Written exercise: Do not copy the pictures; transcribe all other material exactly.

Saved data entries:
____________
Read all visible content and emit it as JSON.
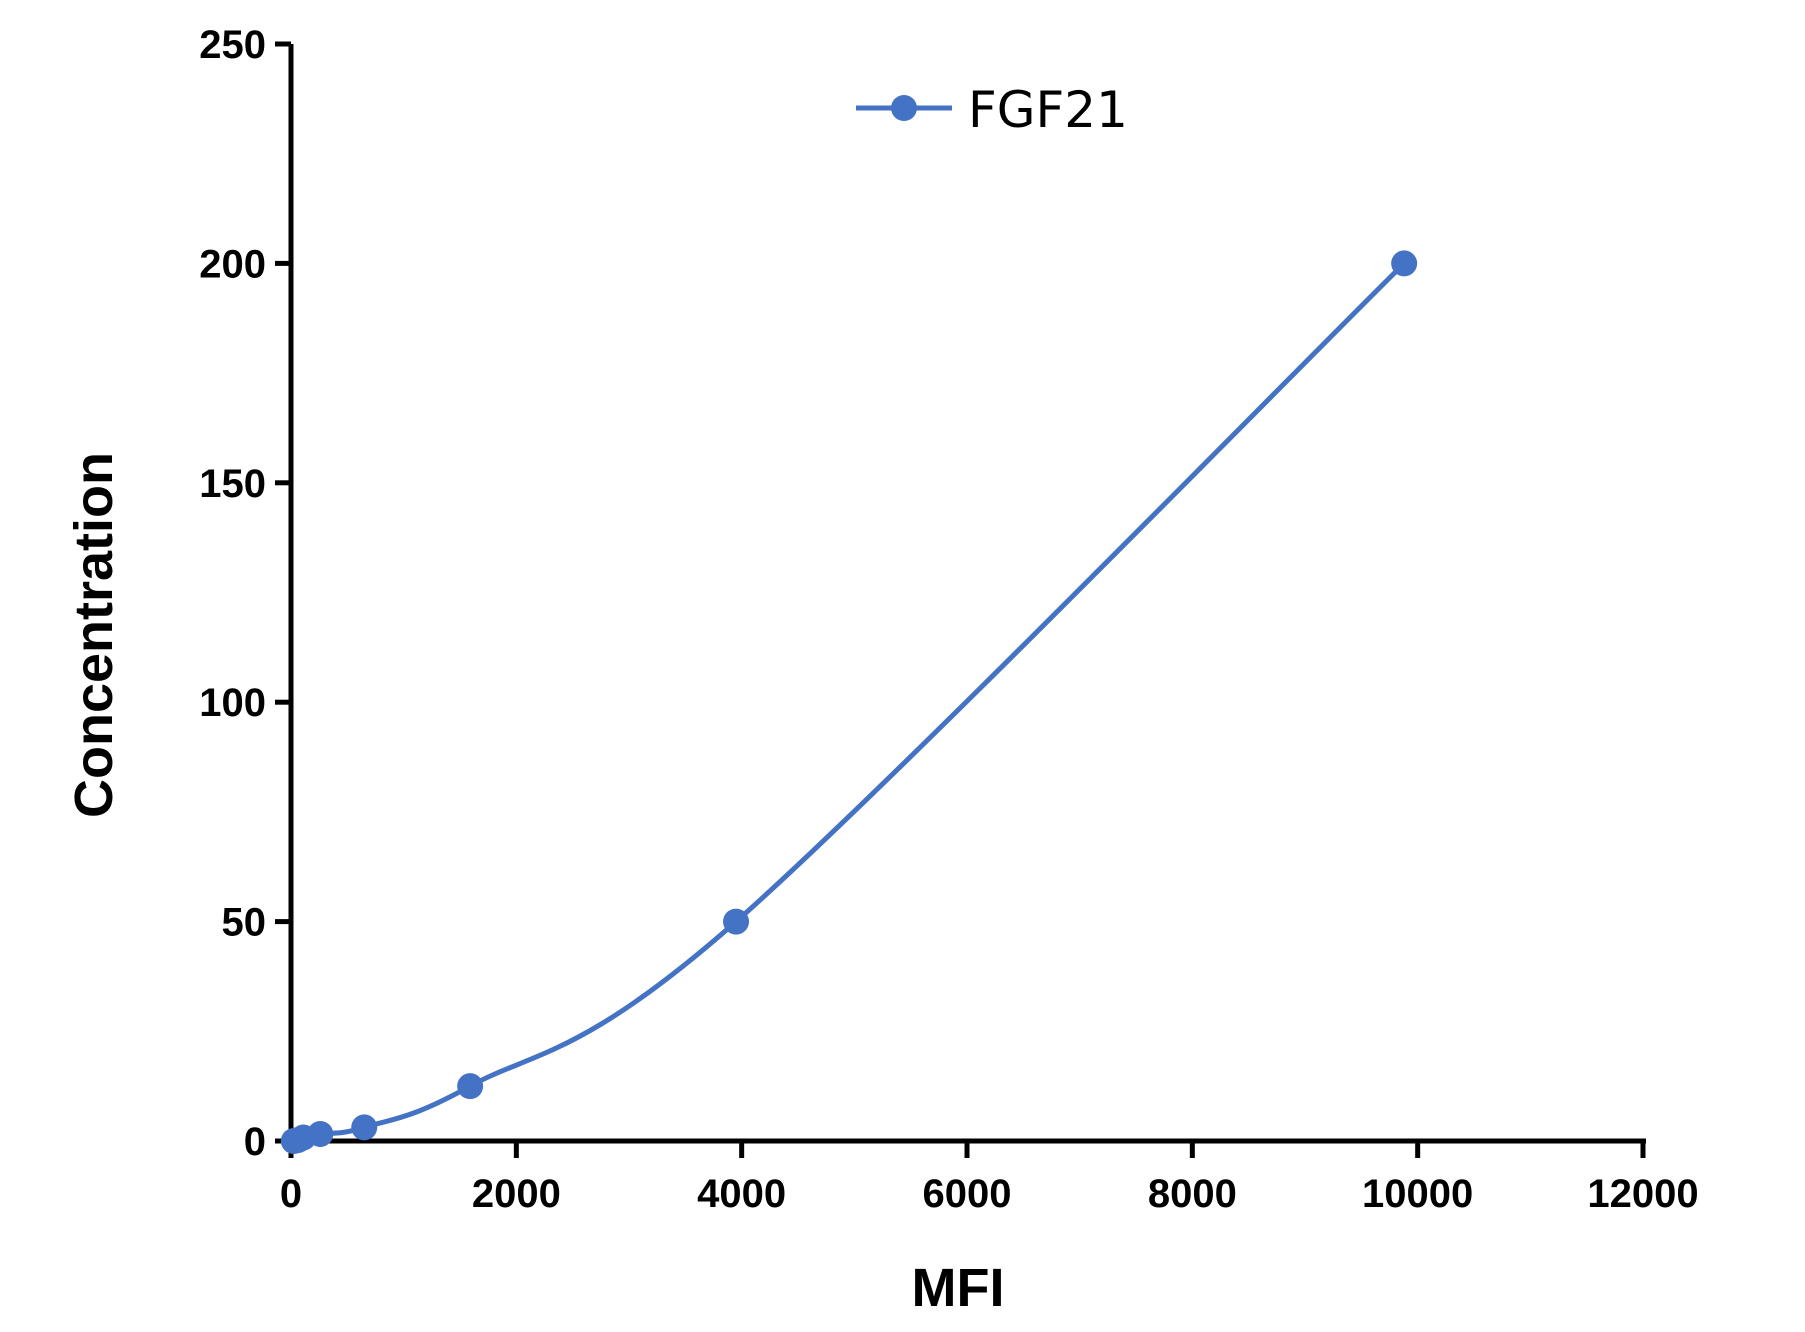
{
  "chart_data": {
    "type": "line",
    "title": "",
    "xlabel": "MFI",
    "ylabel": "Concentration",
    "xlim": [
      0,
      12000
    ],
    "ylim": [
      0,
      250
    ],
    "x_ticks": [
      "0",
      "2000",
      "4000",
      "6000",
      "8000",
      "10000",
      "12000"
    ],
    "y_ticks": [
      "0",
      "50",
      "100",
      "150",
      "200",
      "250"
    ],
    "legend_position": "top-center",
    "grid": false,
    "series": [
      {
        "name": "FGF21",
        "color": "#4472C4",
        "marker": "circle",
        "smooth": true,
        "x": [
          25,
          60,
          110,
          260,
          650,
          1590,
          3950,
          9880
        ],
        "y": [
          0,
          0.2,
          0.8,
          1.6,
          3.1,
          12.5,
          50,
          200
        ]
      }
    ]
  }
}
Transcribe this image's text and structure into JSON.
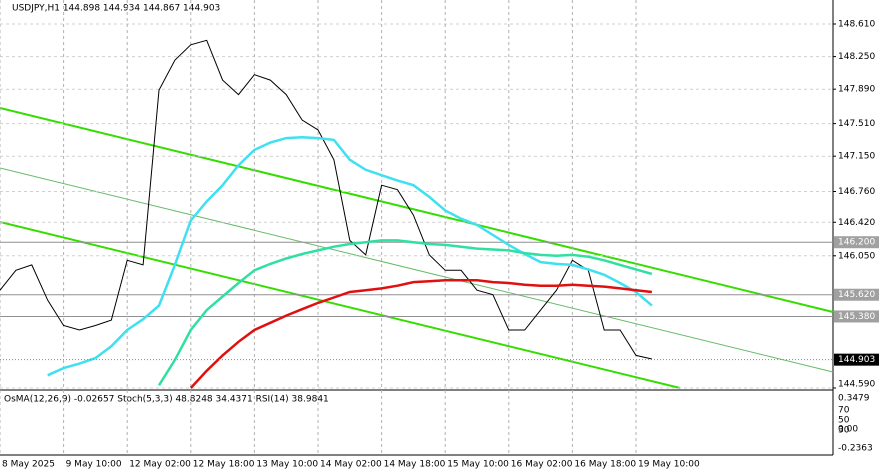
{
  "chart_data": {
    "type": "line",
    "title": "USDJPY,H1  144.898 144.934 144.867 144.903",
    "indicator_title": "OsMA(12,26,9) -0.02657  Stoch(5,3,3) 48.8248 34.4371  RSI(14) 38.9841",
    "indicator_ticks": [
      "0.3479",
      "70",
      "50",
      "30",
      "0.00",
      "-0.2363"
    ],
    "categories": [
      "8 May 2025",
      null,
      null,
      null,
      "9 May 10:00",
      null,
      null,
      null,
      "12 May 02:00",
      null,
      null,
      null,
      "12 May 18:00",
      null,
      null,
      null,
      "13 May 10:00",
      null,
      null,
      null,
      "14 May 02:00",
      null,
      null,
      null,
      "14 May 18:00",
      null,
      null,
      null,
      "15 May 10:00",
      null,
      null,
      null,
      "16 May 02:00",
      null,
      null,
      null,
      "16 May 18:00",
      null,
      null,
      null,
      "19 May 10:00",
      null
    ],
    "series": [
      {
        "color": "#000000",
        "values": [
          145.67,
          145.89,
          145.95,
          145.56,
          145.28,
          145.23,
          145.28,
          145.34,
          146.0,
          145.95,
          147.88,
          148.21,
          148.38,
          148.43,
          147.99,
          147.83,
          148.05,
          147.99,
          147.83,
          147.55,
          147.44,
          147.11,
          146.22,
          146.06,
          146.83,
          146.78,
          146.5,
          146.06,
          145.89,
          145.89,
          145.67,
          145.62,
          145.23,
          145.23,
          145.45,
          145.67,
          146.0,
          145.89,
          145.23,
          145.23,
          144.95,
          144.91
        ]
      },
      {
        "color": "#3fe0f0",
        "values": [
          null,
          null,
          null,
          144.73,
          144.81,
          144.86,
          144.92,
          145.05,
          145.23,
          145.35,
          145.5,
          145.95,
          146.44,
          146.65,
          146.83,
          147.05,
          147.22,
          147.3,
          147.35,
          147.36,
          147.35,
          147.33,
          147.11,
          147.0,
          146.94,
          146.88,
          146.83,
          146.7,
          146.55,
          146.46,
          146.39,
          146.28,
          146.17,
          146.07,
          145.98,
          145.96,
          145.95,
          145.9,
          145.84,
          145.75,
          145.65,
          145.5
        ]
      },
      {
        "color": "#30e0a0",
        "values": [
          null,
          null,
          null,
          null,
          null,
          null,
          null,
          null,
          null,
          null,
          144.62,
          144.9,
          145.23,
          145.45,
          145.6,
          145.75,
          145.89,
          145.96,
          146.02,
          146.07,
          146.11,
          146.15,
          146.18,
          146.2,
          146.22,
          146.22,
          146.2,
          146.18,
          146.17,
          146.15,
          146.13,
          146.12,
          146.11,
          146.08,
          146.06,
          146.05,
          146.06,
          146.04,
          146.0,
          145.95,
          145.9,
          145.85
        ]
      },
      {
        "color": "#e01010",
        "values": [
          null,
          null,
          null,
          null,
          null,
          null,
          null,
          null,
          null,
          null,
          null,
          null,
          144.59,
          144.78,
          144.95,
          145.1,
          145.23,
          145.31,
          145.39,
          145.46,
          145.53,
          145.59,
          145.65,
          145.67,
          145.69,
          145.72,
          145.76,
          145.77,
          145.78,
          145.78,
          145.78,
          145.76,
          145.75,
          145.73,
          145.72,
          145.72,
          145.73,
          145.72,
          145.71,
          145.69,
          145.67,
          145.65
        ]
      }
    ],
    "ylim": [
      144.59,
      148.875
    ],
    "yticks": [
      {
        "value": 148.61,
        "label": "148.610"
      },
      {
        "value": 148.25,
        "label": "148.250"
      },
      {
        "value": 147.89,
        "label": "147.890"
      },
      {
        "value": 147.51,
        "label": "147.510"
      },
      {
        "value": 147.15,
        "label": "147.150"
      },
      {
        "value": 146.76,
        "label": "146.760"
      },
      {
        "value": 146.42,
        "label": "146.420"
      },
      {
        "value": 146.05,
        "label": "146.050"
      },
      {
        "value": 144.59,
        "label": "144.590"
      }
    ],
    "levels": [
      {
        "value": 146.2,
        "label": "146.200"
      },
      {
        "value": 145.62,
        "label": "145.620"
      },
      {
        "value": 145.38,
        "label": "145.380"
      }
    ],
    "last": {
      "value": 144.903,
      "label": "144.903"
    },
    "grid": true
  }
}
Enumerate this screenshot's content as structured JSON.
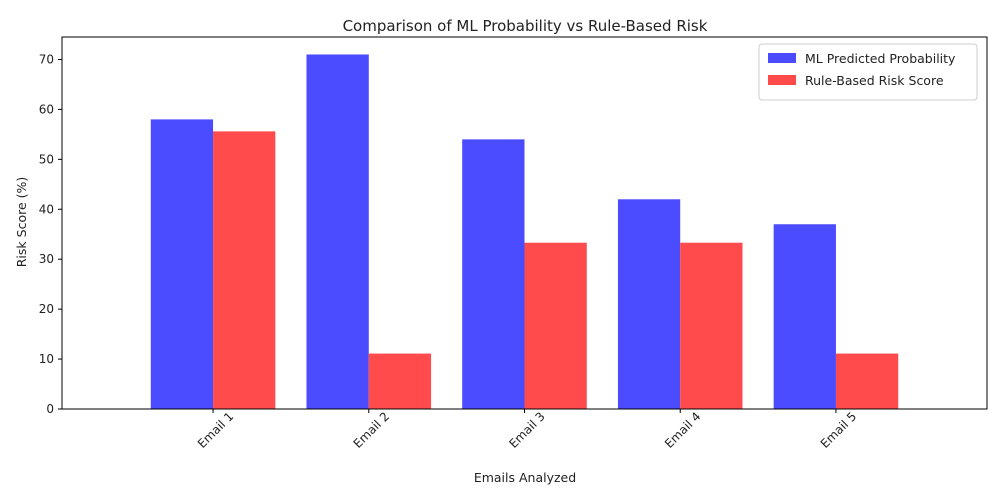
{
  "chart_data": {
    "type": "bar",
    "title": "Comparison of ML Probability vs Rule-Based Risk",
    "xlabel": "Emails Analyzed",
    "ylabel": "Risk Score (%)",
    "categories": [
      "Email 1",
      "Email 2",
      "Email 3",
      "Email 4",
      "Email 5"
    ],
    "series": [
      {
        "name": "ML Predicted Probability",
        "color": "#4b4bff",
        "values": [
          58,
          71,
          54,
          42,
          37
        ]
      },
      {
        "name": "Rule-Based Risk Score",
        "color": "#ff4b4b",
        "values": [
          55.6,
          11.1,
          33.3,
          33.3,
          11.1
        ]
      }
    ],
    "ylim": [
      0,
      74.5
    ],
    "yticks": [
      0,
      10,
      20,
      30,
      40,
      50,
      60,
      70
    ],
    "grid": false,
    "legend_position": "upper right"
  }
}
____________
Response:
Read all visible content and emit it as JSON.
{
  "chart_data": {
    "type": "line",
    "title": "",
    "xlabel": "MFI",
    "ylabel": "Concentration",
    "xlim": [
      0,
      12000
    ],
    "ylim": [
      0,
      250
    ],
    "x_ticks": [
      "0",
      "2000",
      "4000",
      "6000",
      "8000",
      "10000",
      "12000"
    ],
    "y_ticks": [
      "0",
      "50",
      "100",
      "150",
      "200",
      "250"
    ],
    "legend_position": "top-center",
    "grid": false,
    "series": [
      {
        "name": "FGF21",
        "color": "#4472C4",
        "marker": "circle",
        "smooth": true,
        "x": [
          25,
          60,
          110,
          260,
          650,
          1590,
          3950,
          9880
        ],
        "y": [
          0,
          0.2,
          0.8,
          1.6,
          3.1,
          12.5,
          50,
          200
        ]
      }
    ]
  }
}
Transcribe this image's text and structure into JSON.
{
  "chart_data": {
    "type": "line",
    "title": "USDJPY,H1  144.898 144.934 144.867 144.903",
    "indicator_title": "OsMA(12,26,9) -0.02657  Stoch(5,3,3) 48.8248 34.4371  RSI(14) 38.9841",
    "indicator_ticks": [
      "0.3479",
      "70",
      "50",
      "30",
      "0.00",
      "-0.2363"
    ],
    "categories": [
      "8 May 2025",
      null,
      null,
      null,
      "9 May 10:00",
      null,
      null,
      null,
      "12 May 02:00",
      null,
      null,
      null,
      "12 May 18:00",
      null,
      null,
      null,
      "13 May 10:00",
      null,
      null,
      null,
      "14 May 02:00",
      null,
      null,
      null,
      "14 May 18:00",
      null,
      null,
      null,
      "15 May 10:00",
      null,
      null,
      null,
      "16 May 02:00",
      null,
      null,
      null,
      "16 May 18:00",
      null,
      null,
      null,
      "19 May 10:00",
      null
    ],
    "series": [
      {
        "color": "#000000",
        "values": [
          145.67,
          145.89,
          145.95,
          145.56,
          145.28,
          145.23,
          145.28,
          145.34,
          146.0,
          145.95,
          147.88,
          148.21,
          148.38,
          148.43,
          147.99,
          147.83,
          148.05,
          147.99,
          147.83,
          147.55,
          147.44,
          147.11,
          146.22,
          146.06,
          146.83,
          146.78,
          146.5,
          146.06,
          145.89,
          145.89,
          145.67,
          145.62,
          145.23,
          145.23,
          145.45,
          145.67,
          146.0,
          145.89,
          145.23,
          145.23,
          144.95,
          144.91
        ]
      },
      {
        "color": "#3fe0f0",
        "values": [
          null,
          null,
          null,
          144.73,
          144.81,
          144.86,
          144.92,
          145.05,
          145.23,
          145.35,
          145.5,
          145.95,
          146.44,
          146.65,
          146.83,
          147.05,
          147.22,
          147.3,
          147.35,
          147.36,
          147.35,
          147.33,
          147.11,
          147.0,
          146.94,
          146.88,
          146.83,
          146.7,
          146.55,
          146.46,
          146.39,
          146.28,
          146.17,
          146.07,
          145.98,
          145.96,
          145.95,
          145.9,
          145.84,
          145.75,
          145.65,
          145.5
        ]
      },
      {
        "color": "#30e0a0",
        "values": [
          null,
          null,
          null,
          null,
          null,
          null,
          null,
          null,
          null,
          null,
          144.62,
          144.9,
          145.23,
          145.45,
          145.6,
          145.75,
          145.89,
          145.96,
          146.02,
          146.07,
          146.11,
          146.15,
          146.18,
          146.2,
          146.22,
          146.22,
          146.2,
          146.18,
          146.17,
          146.15,
          146.13,
          146.12,
          146.11,
          146.08,
          146.06,
          146.05,
          146.06,
          146.04,
          146.0,
          145.95,
          145.9,
          145.85
        ]
      },
      {
        "color": "#e01010",
        "values": [
          null,
          null,
          null,
          null,
          null,
          null,
          null,
          null,
          null,
          null,
          null,
          null,
          144.59,
          144.78,
          144.95,
          145.1,
          145.23,
          145.31,
          145.39,
          145.46,
          145.53,
          145.59,
          145.65,
          145.67,
          145.69,
          145.72,
          145.76,
          145.77,
          145.78,
          145.78,
          145.78,
          145.76,
          145.75,
          145.73,
          145.72,
          145.72,
          145.73,
          145.72,
          145.71,
          145.69,
          145.67,
          145.65
        ]
      }
    ],
    "ylim": [
      144.59,
      148.875
    ],
    "yticks": [
      {
        "value": 148.61,
        "label": "148.610"
      },
      {
        "value": 148.25,
        "label": "148.250"
      },
      {
        "value": 147.89,
        "label": "147.890"
      },
      {
        "value": 147.51,
        "label": "147.510"
      },
      {
        "value": 147.15,
        "label": "147.150"
      },
      {
        "value": 146.76,
        "label": "146.760"
      },
      {
        "value": 146.42,
        "label": "146.420"
      },
      {
        "value": 146.05,
        "label": "146.050"
      },
      {
        "value": 144.59,
        "label": "144.590"
      }
    ],
    "levels": [
      {
        "value": 146.2,
        "label": "146.200"
      },
      {
        "value": 145.62,
        "label": "145.620"
      },
      {
        "value": 145.38,
        "label": "145.380"
      }
    ],
    "last": {
      "value": 144.903,
      "label": "144.903"
    },
    "grid": true
  }
}
Enumerate this screenshot's content as structured JSON.
{
  "chart_data": {
    "type": "bar",
    "title": "Comparison of ML Probability vs Rule-Based Risk",
    "xlabel": "Emails Analyzed",
    "ylabel": "Risk Score (%)",
    "categories": [
      "Email 1",
      "Email 2",
      "Email 3",
      "Email 4",
      "Email 5"
    ],
    "series": [
      {
        "name": "ML Predicted Probability",
        "color": "#4b4bff",
        "values": [
          58,
          71,
          54,
          42,
          37
        ]
      },
      {
        "name": "Rule-Based Risk Score",
        "color": "#ff4b4b",
        "values": [
          55.6,
          11.1,
          33.3,
          33.3,
          11.1
        ]
      }
    ],
    "ylim": [
      0,
      74.5
    ],
    "yticks": [
      0,
      10,
      20,
      30,
      40,
      50,
      60,
      70
    ],
    "grid": false,
    "legend_position": "upper right"
  }
}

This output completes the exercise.